** Your instructions **
Say how many lines contain "专业技术人员", using only the number.
--- Material supplied ---
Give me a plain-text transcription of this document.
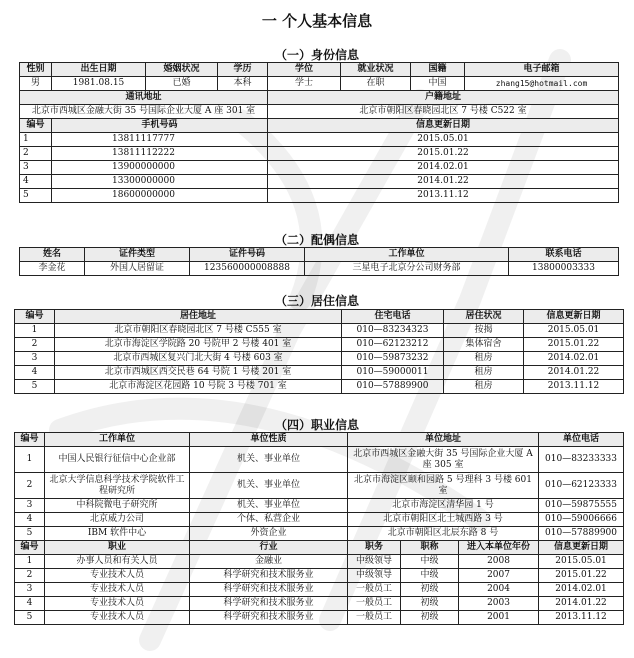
一 个人基本信息
（一）身份信息
性别	出生日期	婚姻状况	学历	学位	就业状况	国籍	电子邮箱
男	1981.08.15	已婚	本科	学士	在职	中国	zhang15@hotmail.com
通讯地址				户籍地址			
北京市西城区金融大街 35 号国际企业大厦 A 座 301 室				北京市朝阳区春晓园北区 7 号楼 C522 室			
编号	手机号码			信息更新日期			
1	13811117777			2015.05.01			
2	13811112222			2015.01.22			
3	13900000000			2014.02.01			
4	13300000000			2014.01.22			
5	18600000000			2013.11.12			
（二）配偶信息
姓名	证件类型	证件号码	工作单位	联系电话
李金花	外国人居留证	123560000008888	三星电子北京分公司财务部	13800003333
（三）居住信息
编号	居住地址	住宅电话	居住状况	信息更新日期
1	北京市朝阳区春晓园北区 7 号楼 C555 室	010—83234323	按揭	2015.05.01
2	北京市海淀区学院路 20 号院甲 2 号楼 401 室	010—62123212	集体宿舍	2015.01.22
3	北京市西城区复兴门北大街 4 号楼 603 室	010—59873232	租房	2014.02.01
4	北京市西城区西交民巷 64 号院 1 号楼 201 室	010—59000011	租房	2014.01.22
5	北京市海淀区花园路 10 号院 3 号楼 701 室	010—57889900	租房	2013.11.12
（四）职业信息
编号	工作单位	单位性质	单位地址			单位电话
1	中国人民银行征信中心企业部	机关、事业单位	北京市西城区金融大街 35 号国际企业大厦 A 座 305 室			010—83233333
2	北京大学信息科学技术学院软件工程研究所	机关、事业单位	北京市海淀区颐和园路 5 号理科 3 号楼 601 室			010—62123333
3	中科院微电子研究所	机关、事业单位	北京市海淀区清华园 1 号			010—59875555
4	北京威力公司	个体、私营企业	北京市朝阳区北土城西路 3 号			010—59006666
5	IBM 软件中心	外资企业	北京市朝阳区北辰东路 8 号			010—57889900
编号	职业	行业	职务	职称	进入本单位年份	信息更新日期
1	办事人员和有关人员	金融业	中级领导	中级	2008	2015.05.01
2	专业技术人员	科学研究和技术服务业	中级领导	中级	2007	2015.01.22
3	专业技术人员	科学研究和技术服务业	一般员工	初级	2004	2014.02.01
4	专业技术人员	科学研究和技术服务业	一般员工	初级	2003	2014.01.22
5	专业技术人员	科学研究和技术服务业	一般员工	初级	2001	2013.11.12
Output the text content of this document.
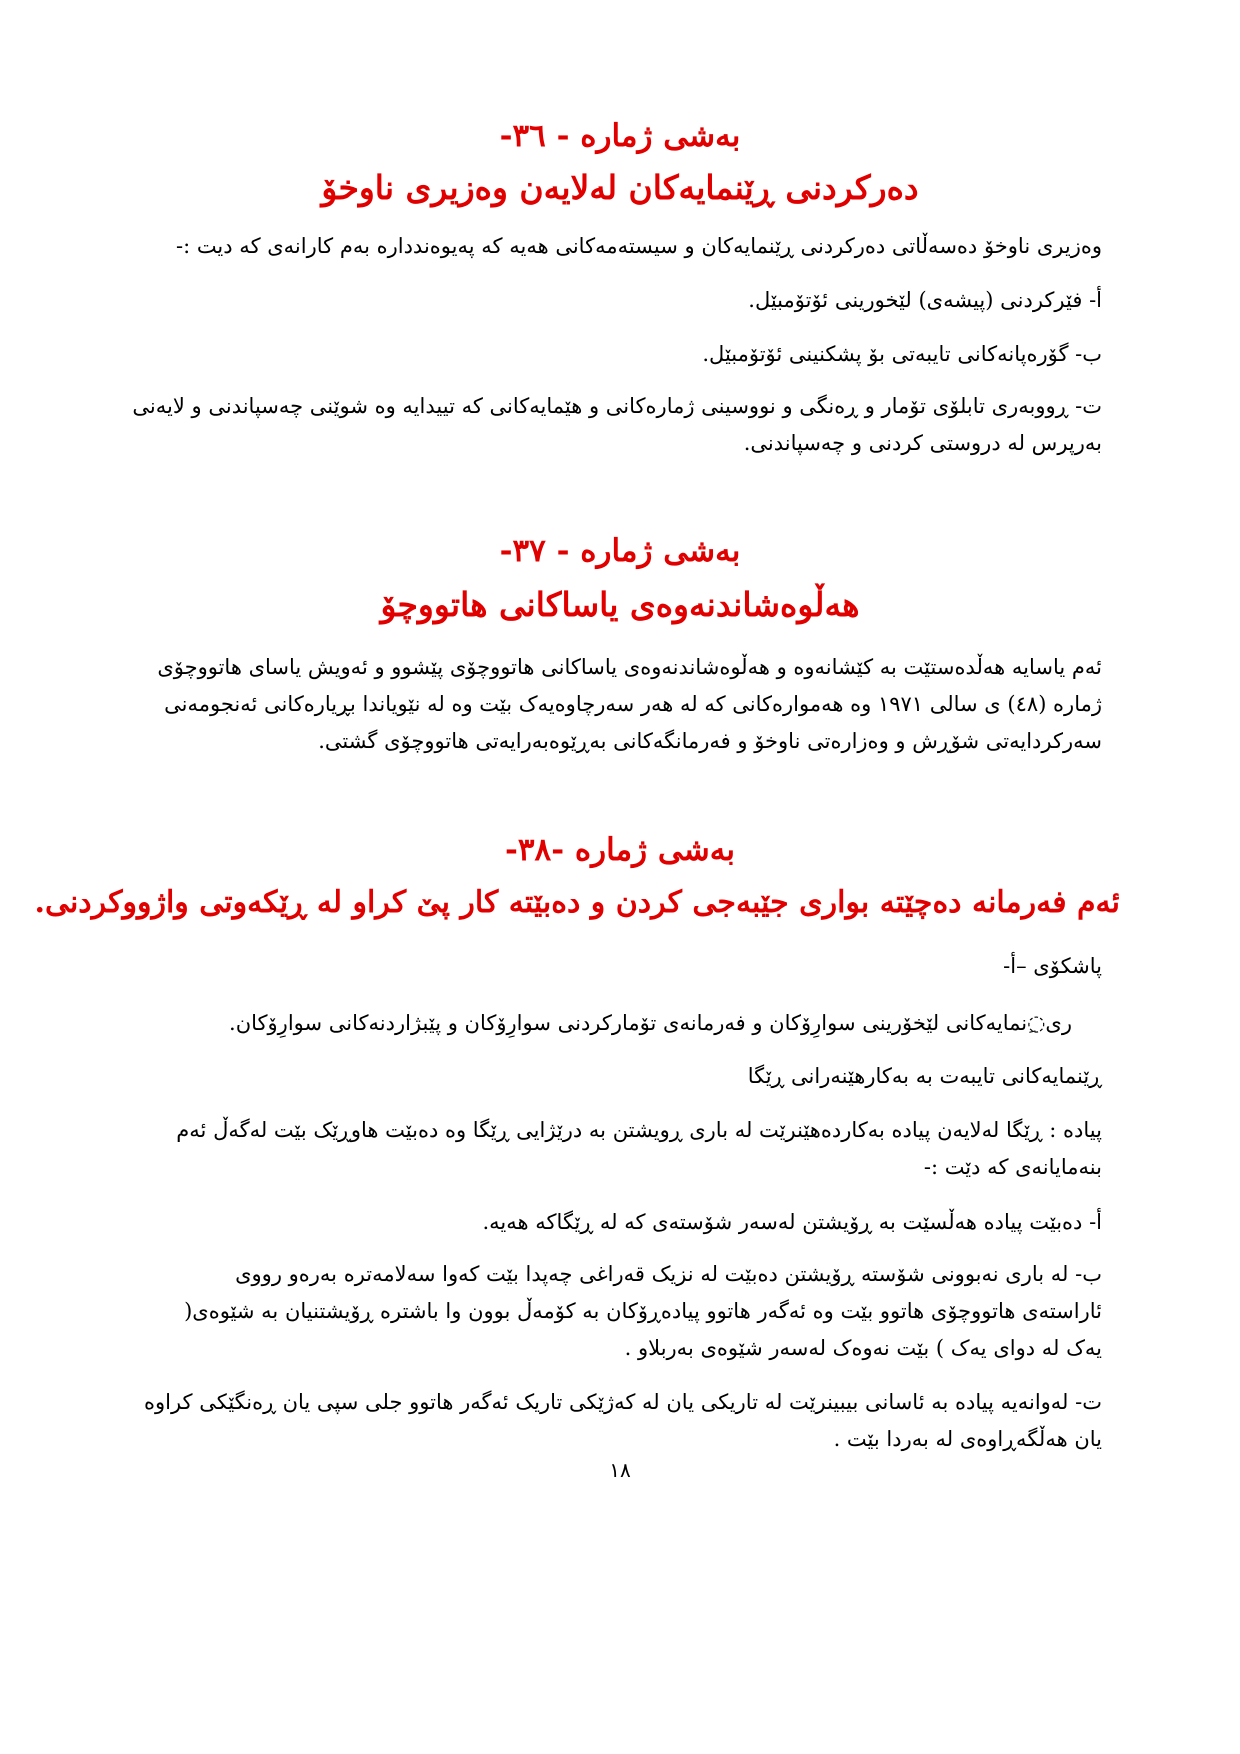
بەشی ژمارە - ٣٦-
دەرکردنی ڕێنمایەکان لەلایەن وەزیری ناوخۆ
وەزیری ناوخۆ دەسەڵاتی دەرکردنی ڕێنمایەکان و سیستەمەکانی هەیە کە پەیوەندداره بەم کارانەی کە دیت :-
أ- فێرکردنی (پیشەی) لێخورینی ئۆتۆمبێل.
ب- گۆرەپانەکانی تایبەتی بۆ پشکنینی ئۆتۆمبێل.
ت- ڕووبەری تابلۆی تۆمار و ڕەنگی و نووسینی ژمارەکانی و هێمایەکانی کە تییدایە وە شوێنی چەسپاندنی و لایەنی بەرپرس لە دروستی کردنی و چەسپاندنی.
بەشی ژمارە - ٣٧-
هەڵوەشاندنەوەی یاساکانی هاتووچۆ
ئەم یاسایە هەڵدەستێت بە کێشانەوە و هەڵوەشاندنەوەی یاساکانی هاتووچۆی پێشوو و ئەویش یاسای هاتووچۆی ژمارە (٤٨) ی سالی ١٩٧١ وە هەموارەکانی کە لە هەر سەرچاوەیەک بێت وە لە نێویاندا بڕیارەکانی ئەنجومەنی سەرکردایەتی شۆڕش و وەزارەتی ناوخۆ و فەرمانگەکانی بەڕێوەبەرایەتی هاتووچۆی گشتی.
بەشی ژمارە -٣٨-
ئەم فەرمانە دەچێتە بواری جێبەجی کردن و دەبێتە کار پێ کراو لە ڕێکەوتی واژووکردنی.
پاشکۆی –أ-
ری◌ِنمایەکانی لێخۆرینی سوارِۆکان و فەرمانەی تۆمارکردنی سوارِۆکان و پێبژاردنەکانی سوارِۆکان.
ڕێنمایەکانی تایبەت بە بەکارهێنەرانی ڕێگا
پیادە : ڕێگا لەلایەن پیادە بەکاردەهێنرێت لە باری ڕویشتن بە درێژایی ڕێگا وە دەبێت هاوڕێک بێت لەگەڵ ئەم بنەمایانەی کە دێت :-
أ- دەبێت پیادە هەڵسێت بە ڕۆیشتن لەسەر شۆستەی کە لە ڕێگاکە هەیە.
ب- لە باری نەبوونی شۆستە ڕۆیشتن دەبێت لە نزیک قەراغی چەپدا بێت کەوا سەلامەتره بەرەو رووی ئاراستەی هاتووچۆی هاتوو بێت وە ئەگەر هاتوو پیادەڕۆکان بە کۆمەڵ بوون وا باشترە ڕۆیشتنیان بە شێوەی( یەک لە دوای یەک ) بێت نەوەک لەسەر شێوەی بەربلاو .
ت- لەوانەیە پیادە بە ئاسانی بیبینرێت لە تاریکی یان لە کەژێکی تاریک ئەگەر هاتوو جلی سپی یان ڕەنگێکی کراوە یان هەڵگەڕاوەی لە بەردا بێت .
١٨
---
** Task answer **
4